▸ Exercise:
Return every entry exactly.

▸ Extracted records:
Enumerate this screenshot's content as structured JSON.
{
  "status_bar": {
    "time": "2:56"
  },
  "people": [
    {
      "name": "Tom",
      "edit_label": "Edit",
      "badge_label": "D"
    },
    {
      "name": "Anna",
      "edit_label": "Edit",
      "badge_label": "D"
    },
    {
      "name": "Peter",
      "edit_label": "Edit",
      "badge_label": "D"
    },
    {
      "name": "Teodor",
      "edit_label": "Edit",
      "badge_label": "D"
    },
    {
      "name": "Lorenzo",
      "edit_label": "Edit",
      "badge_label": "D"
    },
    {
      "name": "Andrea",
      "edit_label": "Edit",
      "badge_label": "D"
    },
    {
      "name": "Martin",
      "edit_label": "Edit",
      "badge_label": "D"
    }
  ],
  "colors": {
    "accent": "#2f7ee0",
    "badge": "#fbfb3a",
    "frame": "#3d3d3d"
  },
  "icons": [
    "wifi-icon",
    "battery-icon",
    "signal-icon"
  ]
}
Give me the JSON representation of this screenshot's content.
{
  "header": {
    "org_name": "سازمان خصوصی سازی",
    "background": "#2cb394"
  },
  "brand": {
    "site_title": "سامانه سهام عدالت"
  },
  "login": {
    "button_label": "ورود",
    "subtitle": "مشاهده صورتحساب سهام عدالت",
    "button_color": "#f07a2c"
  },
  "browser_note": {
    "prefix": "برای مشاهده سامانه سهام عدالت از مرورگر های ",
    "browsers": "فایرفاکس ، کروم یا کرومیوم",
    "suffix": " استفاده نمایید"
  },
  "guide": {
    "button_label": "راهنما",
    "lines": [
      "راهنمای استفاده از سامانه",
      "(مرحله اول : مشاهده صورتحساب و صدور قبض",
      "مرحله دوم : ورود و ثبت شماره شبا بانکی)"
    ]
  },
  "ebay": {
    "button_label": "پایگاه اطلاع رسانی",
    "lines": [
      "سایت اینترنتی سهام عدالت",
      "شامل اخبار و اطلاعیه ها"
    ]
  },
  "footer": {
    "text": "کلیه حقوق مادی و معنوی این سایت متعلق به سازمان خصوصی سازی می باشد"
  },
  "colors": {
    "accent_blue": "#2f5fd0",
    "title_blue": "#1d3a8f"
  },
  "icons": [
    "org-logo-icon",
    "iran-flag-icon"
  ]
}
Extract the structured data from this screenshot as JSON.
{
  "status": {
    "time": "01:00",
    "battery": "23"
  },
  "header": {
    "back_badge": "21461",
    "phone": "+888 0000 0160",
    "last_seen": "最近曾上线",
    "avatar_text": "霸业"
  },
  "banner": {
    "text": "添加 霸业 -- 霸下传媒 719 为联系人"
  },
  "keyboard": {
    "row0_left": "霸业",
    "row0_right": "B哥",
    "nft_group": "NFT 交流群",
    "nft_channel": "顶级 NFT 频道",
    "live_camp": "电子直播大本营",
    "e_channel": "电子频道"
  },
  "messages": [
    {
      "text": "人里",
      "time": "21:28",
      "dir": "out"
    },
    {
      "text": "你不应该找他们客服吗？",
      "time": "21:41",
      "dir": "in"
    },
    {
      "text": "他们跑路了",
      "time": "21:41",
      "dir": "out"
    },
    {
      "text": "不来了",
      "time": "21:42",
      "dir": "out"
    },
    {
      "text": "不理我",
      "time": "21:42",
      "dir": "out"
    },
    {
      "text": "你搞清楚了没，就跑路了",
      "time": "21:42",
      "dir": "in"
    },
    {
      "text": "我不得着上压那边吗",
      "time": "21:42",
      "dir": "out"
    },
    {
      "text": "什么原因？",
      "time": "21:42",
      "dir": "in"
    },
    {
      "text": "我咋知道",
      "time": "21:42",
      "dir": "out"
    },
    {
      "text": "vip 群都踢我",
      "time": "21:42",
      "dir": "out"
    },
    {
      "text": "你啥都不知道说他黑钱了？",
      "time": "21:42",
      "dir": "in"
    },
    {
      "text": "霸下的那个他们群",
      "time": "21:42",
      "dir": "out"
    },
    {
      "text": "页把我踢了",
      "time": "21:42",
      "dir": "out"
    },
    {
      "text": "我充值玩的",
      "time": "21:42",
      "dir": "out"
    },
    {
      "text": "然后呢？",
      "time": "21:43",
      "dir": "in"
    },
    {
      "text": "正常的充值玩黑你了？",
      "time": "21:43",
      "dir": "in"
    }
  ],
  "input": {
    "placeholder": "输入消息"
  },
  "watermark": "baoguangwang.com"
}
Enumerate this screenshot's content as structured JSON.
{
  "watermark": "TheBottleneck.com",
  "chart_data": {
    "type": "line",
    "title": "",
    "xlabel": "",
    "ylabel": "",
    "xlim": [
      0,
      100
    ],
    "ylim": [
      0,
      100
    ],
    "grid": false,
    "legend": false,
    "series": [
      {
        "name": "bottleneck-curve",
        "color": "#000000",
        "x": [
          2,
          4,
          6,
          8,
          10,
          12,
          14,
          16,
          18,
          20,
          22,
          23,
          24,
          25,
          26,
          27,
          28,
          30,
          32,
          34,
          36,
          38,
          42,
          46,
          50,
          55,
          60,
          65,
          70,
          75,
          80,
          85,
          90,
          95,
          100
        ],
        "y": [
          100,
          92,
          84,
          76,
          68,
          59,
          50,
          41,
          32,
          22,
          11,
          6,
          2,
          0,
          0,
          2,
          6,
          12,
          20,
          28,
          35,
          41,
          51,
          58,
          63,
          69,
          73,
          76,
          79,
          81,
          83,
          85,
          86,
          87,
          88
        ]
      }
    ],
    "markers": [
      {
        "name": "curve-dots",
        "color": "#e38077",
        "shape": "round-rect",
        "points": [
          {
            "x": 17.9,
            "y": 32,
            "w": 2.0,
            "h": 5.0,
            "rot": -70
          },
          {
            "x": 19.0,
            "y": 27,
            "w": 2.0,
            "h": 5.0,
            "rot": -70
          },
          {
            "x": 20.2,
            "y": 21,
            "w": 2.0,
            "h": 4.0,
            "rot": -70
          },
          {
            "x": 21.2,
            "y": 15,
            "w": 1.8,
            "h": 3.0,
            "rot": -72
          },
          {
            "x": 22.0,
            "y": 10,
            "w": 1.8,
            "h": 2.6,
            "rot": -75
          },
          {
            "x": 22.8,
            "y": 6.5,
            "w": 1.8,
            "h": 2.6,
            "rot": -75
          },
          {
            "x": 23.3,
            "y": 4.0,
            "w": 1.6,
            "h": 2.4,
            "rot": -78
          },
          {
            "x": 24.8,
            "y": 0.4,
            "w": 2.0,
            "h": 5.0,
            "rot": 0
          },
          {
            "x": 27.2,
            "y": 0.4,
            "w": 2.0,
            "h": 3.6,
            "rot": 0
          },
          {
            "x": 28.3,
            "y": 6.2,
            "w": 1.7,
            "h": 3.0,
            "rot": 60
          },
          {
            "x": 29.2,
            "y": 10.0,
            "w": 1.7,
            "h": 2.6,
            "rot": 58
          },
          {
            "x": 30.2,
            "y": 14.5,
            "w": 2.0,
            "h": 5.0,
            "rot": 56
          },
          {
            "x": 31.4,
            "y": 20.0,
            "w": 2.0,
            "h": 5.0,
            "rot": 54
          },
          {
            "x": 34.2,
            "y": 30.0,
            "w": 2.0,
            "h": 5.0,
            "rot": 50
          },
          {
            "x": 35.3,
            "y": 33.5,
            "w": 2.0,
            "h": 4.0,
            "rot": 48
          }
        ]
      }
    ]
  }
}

▸ Exercise solution:
Enumerate this screenshot's content as structured JSON.
{
  "status_bar": {
    "time": "2:56"
  },
  "people": [
    {
      "name": "Tom",
      "edit_label": "Edit",
      "badge_label": "D"
    },
    {
      "name": "Anna",
      "edit_label": "Edit",
      "badge_label": "D"
    },
    {
      "name": "Peter",
      "edit_label": "Edit",
      "badge_label": "D"
    },
    {
      "name": "Teodor",
      "edit_label": "Edit",
      "badge_label": "D"
    },
    {
      "name": "Lorenzo",
      "edit_label": "Edit",
      "badge_label": "D"
    },
    {
      "name": "Andrea",
      "edit_label": "Edit",
      "badge_label": "D"
    },
    {
      "name": "Martin",
      "edit_label": "Edit",
      "badge_label": "D"
    }
  ],
  "colors": {
    "accent": "#2f7ee0",
    "badge": "#fbfb3a",
    "frame": "#3d3d3d"
  },
  "icons": [
    "wifi-icon",
    "battery-icon",
    "signal-icon"
  ]
}
Give me the JSON representation of this screenshot's content.
{
  "header": {
    "org_name": "سازمان خصوصی سازی",
    "background": "#2cb394"
  },
  "brand": {
    "site_title": "سامانه سهام عدالت"
  },
  "login": {
    "button_label": "ورود",
    "subtitle": "مشاهده صورتحساب سهام عدالت",
    "button_color": "#f07a2c"
  },
  "browser_note": {
    "prefix": "برای مشاهده سامانه سهام عدالت از مرورگر های ",
    "browsers": "فایرفاکس ، کروم یا کرومیوم",
    "suffix": " استفاده نمایید"
  },
  "guide": {
    "button_label": "راهنما",
    "lines": [
      "راهنمای استفاده از سامانه",
      "(مرحله اول : مشاهده صورتحساب و صدور قبض",
      "مرحله دوم : ورود و ثبت شماره شبا بانکی)"
    ]
  },
  "ebay": {
    "button_label": "پایگاه اطلاع رسانی",
    "lines": [
      "سایت اینترنتی سهام عدالت",
      "شامل اخبار و اطلاعیه ها"
    ]
  },
  "footer": {
    "text": "کلیه حقوق مادی و معنوی این سایت متعلق به سازمان خصوصی سازی می باشد"
  },
  "colors": {
    "accent_blue": "#2f5fd0",
    "title_blue": "#1d3a8f"
  },
  "icons": [
    "org-logo-icon",
    "iran-flag-icon"
  ]
}
Extract the structured data from this screenshot as JSON.
{
  "status": {
    "time": "01:00",
    "battery": "23"
  },
  "header": {
    "back_badge": "21461",
    "phone": "+888 0000 0160",
    "last_seen": "最近曾上线",
    "avatar_text": "霸业"
  },
  "banner": {
    "text": "添加 霸业 -- 霸下传媒 719 为联系人"
  },
  "keyboard": {
    "row0_left": "霸业",
    "row0_right": "B哥",
    "nft_group": "NFT 交流群",
    "nft_channel": "顶级 NFT 频道",
    "live_camp": "电子直播大本营",
    "e_channel": "电子频道"
  },
  "messages": [
    {
      "text": "人里",
      "time": "21:28",
      "dir": "out"
    },
    {
      "text": "你不应该找他们客服吗？",
      "time": "21:41",
      "dir": "in"
    },
    {
      "text": "他们跑路了",
      "time": "21:41",
      "dir": "out"
    },
    {
      "text": "不来了",
      "time": "21:42",
      "dir": "out"
    },
    {
      "text": "不理我",
      "time": "21:42",
      "dir": "out"
    },
    {
      "text": "你搞清楚了没，就跑路了",
      "time": "21:42",
      "dir": "in"
    },
    {
      "text": "我不得着上压那边吗",
      "time": "21:42",
      "dir": "out"
    },
    {
      "text": "什么原因？",
      "time": "21:42",
      "dir": "in"
    },
    {
      "text": "我咋知道",
      "time": "21:42",
      "dir": "out"
    },
    {
      "text": "vip 群都踢我",
      "time": "21:42",
      "dir": "out"
    },
    {
      "text": "你啥都不知道说他黑钱了？",
      "time": "21:42",
      "dir": "in"
    },
    {
      "text": "霸下的那个他们群",
      "time": "21:42",
      "dir": "out"
    },
    {
      "text": "页把我踢了",
      "time": "21:42",
      "dir": "out"
    },
    {
      "text": "我充值玩的",
      "time": "21:42",
      "dir": "out"
    },
    {
      "text": "然后呢？",
      "time": "21:43",
      "dir": "in"
    },
    {
      "text": "正常的充值玩黑你了？",
      "time": "21:43",
      "dir": "in"
    }
  ],
  "input": {
    "placeholder": "输入消息"
  },
  "watermark": "baoguangwang.com"
}
Enumerate this screenshot's content as structured JSON.
{
  "watermark": "TheBottleneck.com",
  "chart_data": {
    "type": "line",
    "title": "",
    "xlabel": "",
    "ylabel": "",
    "xlim": [
      0,
      100
    ],
    "ylim": [
      0,
      100
    ],
    "grid": false,
    "legend": false,
    "series": [
      {
        "name": "bottleneck-curve",
        "color": "#000000",
        "x": [
          2,
          4,
          6,
          8,
          10,
          12,
          14,
          16,
          18,
          20,
          22,
          23,
          24,
          25,
          26,
          27,
          28,
          30,
          32,
          34,
          36,
          38,
          42,
          46,
          50,
          55,
          60,
          65,
          70,
          75,
          80,
          85,
          90,
          95,
          100
        ],
        "y": [
          100,
          92,
          84,
          76,
          68,
          59,
          50,
          41,
          32,
          22,
          11,
          6,
          2,
          0,
          0,
          2,
          6,
          12,
          20,
          28,
          35,
          41,
          51,
          58,
          63,
          69,
          73,
          76,
          79,
          81,
          83,
          85,
          86,
          87,
          88
        ]
      }
    ],
    "markers": [
      {
        "name": "curve-dots",
        "color": "#e38077",
        "shape": "round-rect",
        "points": [
          {
            "x": 17.9,
            "y": 32,
            "w": 2.0,
            "h": 5.0,
            "rot": -70
          },
          {
            "x": 19.0,
            "y": 27,
            "w": 2.0,
            "h": 5.0,
            "rot": -70
          },
          {
            "x": 20.2,
            "y": 21,
            "w": 2.0,
            "h": 4.0,
            "rot": -70
          },
          {
            "x": 21.2,
            "y": 15,
            "w": 1.8,
            "h": 3.0,
            "rot": -72
          },
          {
            "x": 22.0,
            "y": 10,
            "w": 1.8,
            "h": 2.6,
            "rot": -75
          },
          {
            "x": 22.8,
            "y": 6.5,
            "w": 1.8,
            "h": 2.6,
            "rot": -75
          },
          {
            "x": 23.3,
            "y": 4.0,
            "w": 1.6,
            "h": 2.4,
            "rot": -78
          },
          {
            "x": 24.8,
            "y": 0.4,
            "w": 2.0,
            "h": 5.0,
            "rot": 0
          },
          {
            "x": 27.2,
            "y": 0.4,
            "w": 2.0,
            "h": 3.6,
            "rot": 0
          },
          {
            "x": 28.3,
            "y": 6.2,
            "w": 1.7,
            "h": 3.0,
            "rot": 60
          },
          {
            "x": 29.2,
            "y": 10.0,
            "w": 1.7,
            "h": 2.6,
            "rot": 58
          },
          {
            "x": 30.2,
            "y": 14.5,
            "w": 2.0,
            "h": 5.0,
            "rot": 56
          },
          {
            "x": 31.4,
            "y": 20.0,
            "w": 2.0,
            "h": 5.0,
            "rot": 54
          },
          {
            "x": 34.2,
            "y": 30.0,
            "w": 2.0,
            "h": 5.0,
            "rot": 50
          },
          {
            "x": 35.3,
            "y": 33.5,
            "w": 2.0,
            "h": 4.0,
            "rot": 48
          }
        ]
      }
    ]
  }
}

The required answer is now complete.